◆ Task goal
Quote the listing in full, exactly as given, minus any pictures.

Chart and figure data:

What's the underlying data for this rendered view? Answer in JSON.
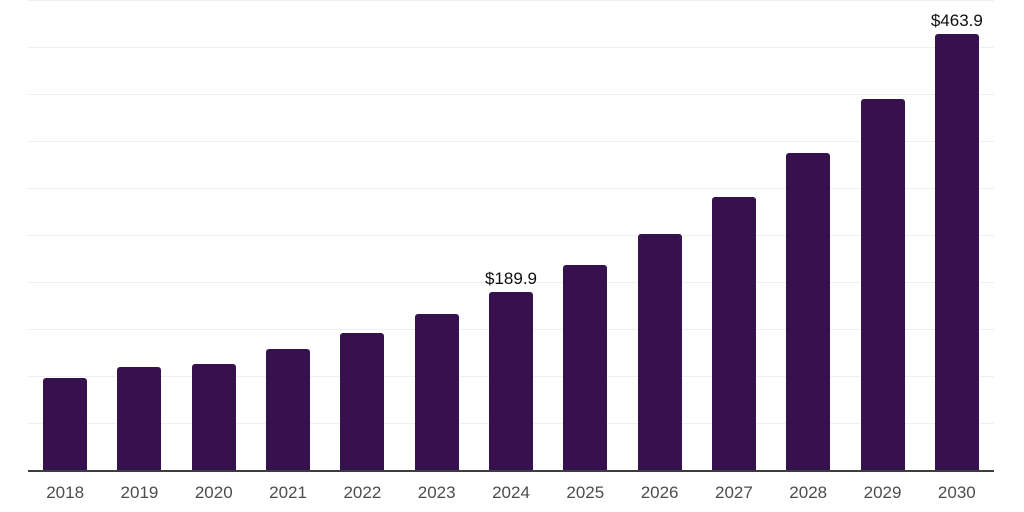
{
  "chart_data": {
    "type": "bar",
    "title": "",
    "xlabel": "",
    "ylabel": "",
    "categories": [
      "2018",
      "2019",
      "2020",
      "2021",
      "2022",
      "2023",
      "2024",
      "2025",
      "2026",
      "2027",
      "2028",
      "2029",
      "2030"
    ],
    "values": [
      97.9,
      109.2,
      113.0,
      129.1,
      145.8,
      166.3,
      189.9,
      218.5,
      251.4,
      290.3,
      337.6,
      394.2,
      463.9
    ],
    "point_labels": [
      "",
      "",
      "",
      "",
      "",
      "",
      "$189.9",
      "",
      "",
      "",
      "",
      "",
      "$463.9"
    ],
    "ylim": [
      0,
      500
    ],
    "gridline_interval": 50,
    "grid": "horizontal",
    "legend_position": "none",
    "y_tick_labels_visible": false,
    "colors": {
      "bar": "#36114E",
      "axis_line": "#3D3D3D",
      "gridline": "#EFEFEF",
      "tick_label": "#4D4D4D",
      "value_label": "#0E0E0E",
      "background": "#FFFFFF"
    }
  }
}
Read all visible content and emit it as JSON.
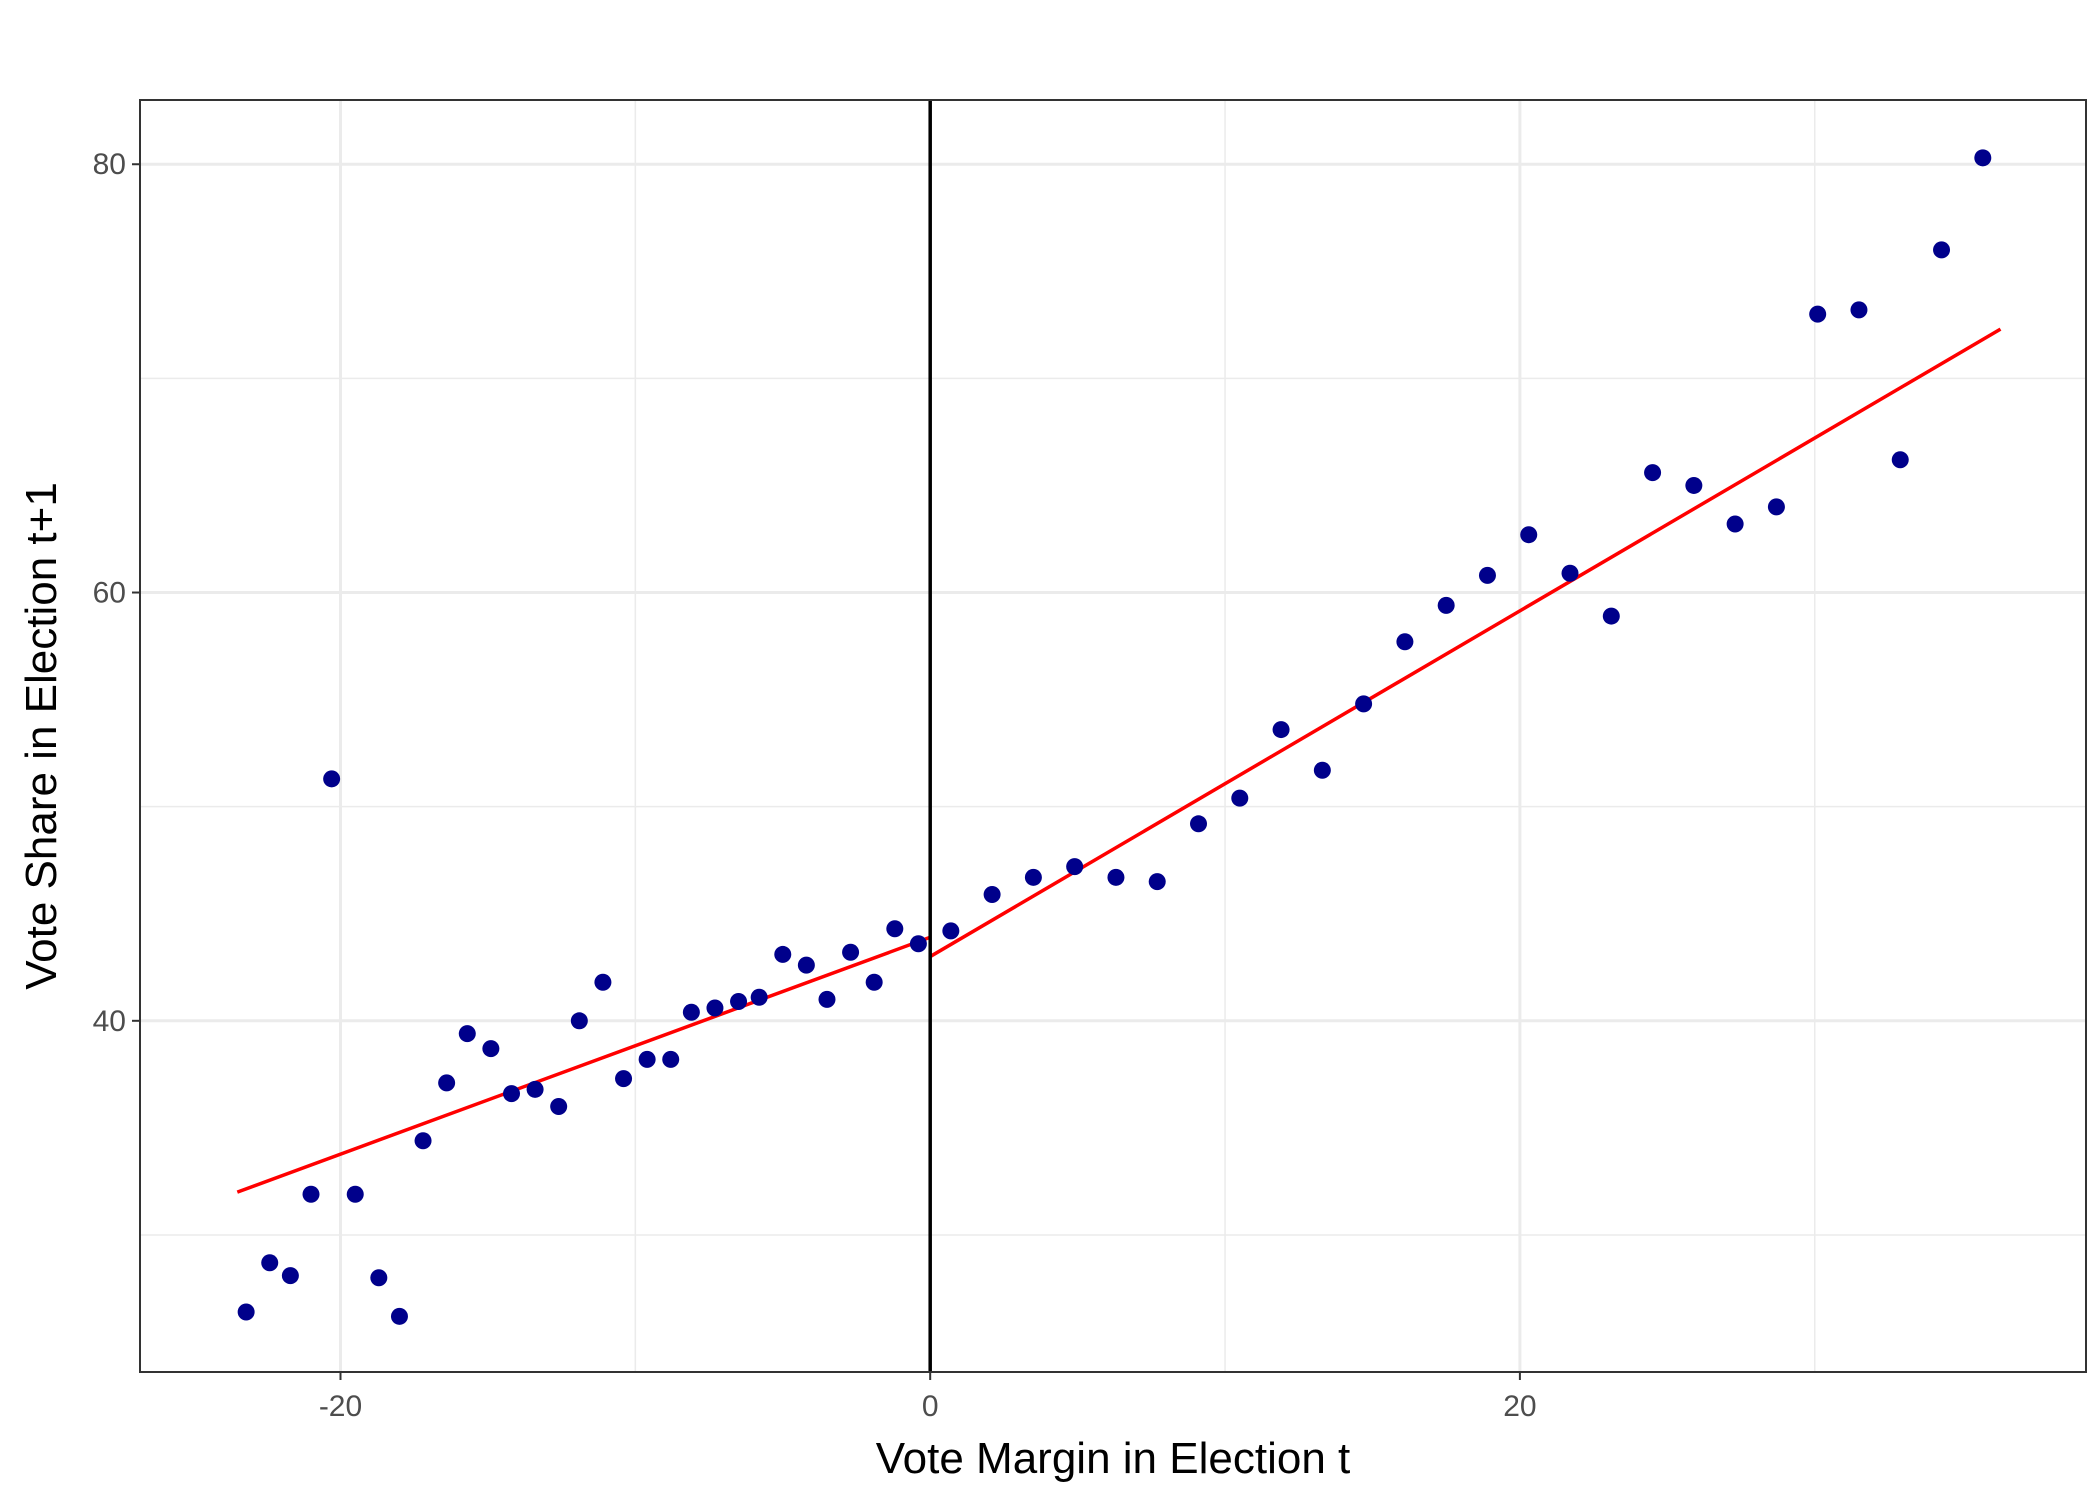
{
  "chart_data": {
    "type": "scatter",
    "title": "",
    "xlabel": "Vote Margin in Election t",
    "ylabel": "Vote Share in Election t+1",
    "xlim": [
      -26.8,
      39.2
    ],
    "ylim": [
      23.6,
      83.0
    ],
    "x_ticks": [
      -20,
      0,
      20
    ],
    "x_tick_labels": [
      "-20",
      "0",
      "20"
    ],
    "y_ticks": [
      40,
      60,
      80
    ],
    "y_tick_labels": [
      "40",
      "60",
      "80"
    ],
    "x_minor_grid": [
      -10,
      10,
      30
    ],
    "y_minor_grid": [
      30,
      50,
      70
    ],
    "grid": true,
    "cutoff_line": {
      "x": 0,
      "color": "#000000"
    },
    "point_color": "#00008B",
    "fit_color": "#FF0000",
    "points": [
      {
        "x": -23.2,
        "y": 26.4
      },
      {
        "x": -22.4,
        "y": 28.7
      },
      {
        "x": -21.7,
        "y": 28.1
      },
      {
        "x": -21.0,
        "y": 31.9
      },
      {
        "x": -20.3,
        "y": 51.3
      },
      {
        "x": -19.5,
        "y": 31.9
      },
      {
        "x": -18.7,
        "y": 28.0
      },
      {
        "x": -18.0,
        "y": 26.2
      },
      {
        "x": -17.2,
        "y": 34.4
      },
      {
        "x": -16.4,
        "y": 37.1
      },
      {
        "x": -15.7,
        "y": 39.4
      },
      {
        "x": -14.9,
        "y": 38.7
      },
      {
        "x": -14.2,
        "y": 36.6
      },
      {
        "x": -13.4,
        "y": 36.8
      },
      {
        "x": -12.6,
        "y": 36.0
      },
      {
        "x": -11.9,
        "y": 40.0
      },
      {
        "x": -11.1,
        "y": 41.8
      },
      {
        "x": -10.4,
        "y": 37.3
      },
      {
        "x": -9.6,
        "y": 38.2
      },
      {
        "x": -8.8,
        "y": 38.2
      },
      {
        "x": -8.1,
        "y": 40.4
      },
      {
        "x": -7.3,
        "y": 40.6
      },
      {
        "x": -6.5,
        "y": 40.9
      },
      {
        "x": -5.8,
        "y": 41.1
      },
      {
        "x": -5.0,
        "y": 43.1
      },
      {
        "x": -4.2,
        "y": 42.6
      },
      {
        "x": -3.5,
        "y": 41.0
      },
      {
        "x": -2.7,
        "y": 43.2
      },
      {
        "x": -1.9,
        "y": 41.8
      },
      {
        "x": -1.2,
        "y": 44.3
      },
      {
        "x": -0.4,
        "y": 43.6
      },
      {
        "x": 0.7,
        "y": 44.2
      },
      {
        "x": 2.1,
        "y": 45.9
      },
      {
        "x": 3.5,
        "y": 46.7
      },
      {
        "x": 4.9,
        "y": 47.2
      },
      {
        "x": 6.3,
        "y": 46.7
      },
      {
        "x": 7.7,
        "y": 46.5
      },
      {
        "x": 9.1,
        "y": 49.2
      },
      {
        "x": 10.5,
        "y": 50.4
      },
      {
        "x": 11.9,
        "y": 53.6
      },
      {
        "x": 13.3,
        "y": 51.7
      },
      {
        "x": 14.7,
        "y": 54.8
      },
      {
        "x": 16.1,
        "y": 57.7
      },
      {
        "x": 17.5,
        "y": 59.4
      },
      {
        "x": 18.9,
        "y": 60.8
      },
      {
        "x": 20.3,
        "y": 62.7
      },
      {
        "x": 21.7,
        "y": 60.9
      },
      {
        "x": 23.1,
        "y": 58.9
      },
      {
        "x": 24.5,
        "y": 65.6
      },
      {
        "x": 25.9,
        "y": 65.0
      },
      {
        "x": 27.3,
        "y": 63.2
      },
      {
        "x": 28.7,
        "y": 64.0
      },
      {
        "x": 30.1,
        "y": 73.0
      },
      {
        "x": 31.5,
        "y": 73.2
      },
      {
        "x": 32.9,
        "y": 66.2
      },
      {
        "x": 34.3,
        "y": 76.0
      },
      {
        "x": 35.7,
        "y": 80.3
      }
    ],
    "fit_lines": [
      {
        "x": [
          -23.5,
          0.0
        ],
        "y": [
          32.0,
          43.9
        ]
      },
      {
        "x": [
          0.0,
          36.3
        ],
        "y": [
          43.0,
          72.3
        ]
      }
    ]
  }
}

◆ The result
What's the underlying data for this rendered view? Answer in JSON.
{
  "chart_data": {
    "type": "bar",
    "title": "",
    "xlabel": "",
    "ylabel": "",
    "categories": [
      "2018",
      "2019",
      "2020",
      "2021",
      "2022",
      "2023",
      "2024",
      "2025",
      "2026",
      "2027",
      "2028",
      "2029",
      "2030"
    ],
    "values": [
      97.9,
      109.2,
      113.0,
      129.1,
      145.8,
      166.3,
      189.9,
      218.5,
      251.4,
      290.3,
      337.6,
      394.2,
      463.9
    ],
    "point_labels": [
      "",
      "",
      "",
      "",
      "",
      "",
      "$189.9",
      "",
      "",
      "",
      "",
      "",
      "$463.9"
    ],
    "ylim": [
      0,
      500
    ],
    "gridline_interval": 50,
    "grid": "horizontal",
    "legend_position": "none",
    "y_tick_labels_visible": false,
    "colors": {
      "bar": "#36114E",
      "axis_line": "#3D3D3D",
      "gridline": "#EFEFEF",
      "tick_label": "#4D4D4D",
      "value_label": "#0E0E0E",
      "background": "#FFFFFF"
    }
  }
}
Read all visible content and emit it as JSON.
{
  "chart_data": {
    "type": "scatter",
    "title": "",
    "xlabel": "Vote Margin in Election t",
    "ylabel": "Vote Share in Election t+1",
    "xlim": [
      -26.8,
      39.2
    ],
    "ylim": [
      23.6,
      83.0
    ],
    "x_ticks": [
      -20,
      0,
      20
    ],
    "x_tick_labels": [
      "-20",
      "0",
      "20"
    ],
    "y_ticks": [
      40,
      60,
      80
    ],
    "y_tick_labels": [
      "40",
      "60",
      "80"
    ],
    "x_minor_grid": [
      -10,
      10,
      30
    ],
    "y_minor_grid": [
      30,
      50,
      70
    ],
    "grid": true,
    "cutoff_line": {
      "x": 0,
      "color": "#000000"
    },
    "point_color": "#00008B",
    "fit_color": "#FF0000",
    "points": [
      {
        "x": -23.2,
        "y": 26.4
      },
      {
        "x": -22.4,
        "y": 28.7
      },
      {
        "x": -21.7,
        "y": 28.1
      },
      {
        "x": -21.0,
        "y": 31.9
      },
      {
        "x": -20.3,
        "y": 51.3
      },
      {
        "x": -19.5,
        "y": 31.9
      },
      {
        "x": -18.7,
        "y": 28.0
      },
      {
        "x": -18.0,
        "y": 26.2
      },
      {
        "x": -17.2,
        "y": 34.4
      },
      {
        "x": -16.4,
        "y": 37.1
      },
      {
        "x": -15.7,
        "y": 39.4
      },
      {
        "x": -14.9,
        "y": 38.7
      },
      {
        "x": -14.2,
        "y": 36.6
      },
      {
        "x": -13.4,
        "y": 36.8
      },
      {
        "x": -12.6,
        "y": 36.0
      },
      {
        "x": -11.9,
        "y": 40.0
      },
      {
        "x": -11.1,
        "y": 41.8
      },
      {
        "x": -10.4,
        "y": 37.3
      },
      {
        "x": -9.6,
        "y": 38.2
      },
      {
        "x": -8.8,
        "y": 38.2
      },
      {
        "x": -8.1,
        "y": 40.4
      },
      {
        "x": -7.3,
        "y": 40.6
      },
      {
        "x": -6.5,
        "y": 40.9
      },
      {
        "x": -5.8,
        "y": 41.1
      },
      {
        "x": -5.0,
        "y": 43.1
      },
      {
        "x": -4.2,
        "y": 42.6
      },
      {
        "x": -3.5,
        "y": 41.0
      },
      {
        "x": -2.7,
        "y": 43.2
      },
      {
        "x": -1.9,
        "y": 41.8
      },
      {
        "x": -1.2,
        "y": 44.3
      },
      {
        "x": -0.4,
        "y": 43.6
      },
      {
        "x": 0.7,
        "y": 44.2
      },
      {
        "x": 2.1,
        "y": 45.9
      },
      {
        "x": 3.5,
        "y": 46.7
      },
      {
        "x": 4.9,
        "y": 47.2
      },
      {
        "x": 6.3,
        "y": 46.7
      },
      {
        "x": 7.7,
        "y": 46.5
      },
      {
        "x": 9.1,
        "y": 49.2
      },
      {
        "x": 10.5,
        "y": 50.4
      },
      {
        "x": 11.9,
        "y": 53.6
      },
      {
        "x": 13.3,
        "y": 51.7
      },
      {
        "x": 14.7,
        "y": 54.8
      },
      {
        "x": 16.1,
        "y": 57.7
      },
      {
        "x": 17.5,
        "y": 59.4
      },
      {
        "x": 18.9,
        "y": 60.8
      },
      {
        "x": 20.3,
        "y": 62.7
      },
      {
        "x": 21.7,
        "y": 60.9
      },
      {
        "x": 23.1,
        "y": 58.9
      },
      {
        "x": 24.5,
        "y": 65.6
      },
      {
        "x": 25.9,
        "y": 65.0
      },
      {
        "x": 27.3,
        "y": 63.2
      },
      {
        "x": 28.7,
        "y": 64.0
      },
      {
        "x": 30.1,
        "y": 73.0
      },
      {
        "x": 31.5,
        "y": 73.2
      },
      {
        "x": 32.9,
        "y": 66.2
      },
      {
        "x": 34.3,
        "y": 76.0
      },
      {
        "x": 35.7,
        "y": 80.3
      }
    ],
    "fit_lines": [
      {
        "x": [
          -23.5,
          0.0
        ],
        "y": [
          32.0,
          43.9
        ]
      },
      {
        "x": [
          0.0,
          36.3
        ],
        "y": [
          43.0,
          72.3
        ]
      }
    ]
  }
}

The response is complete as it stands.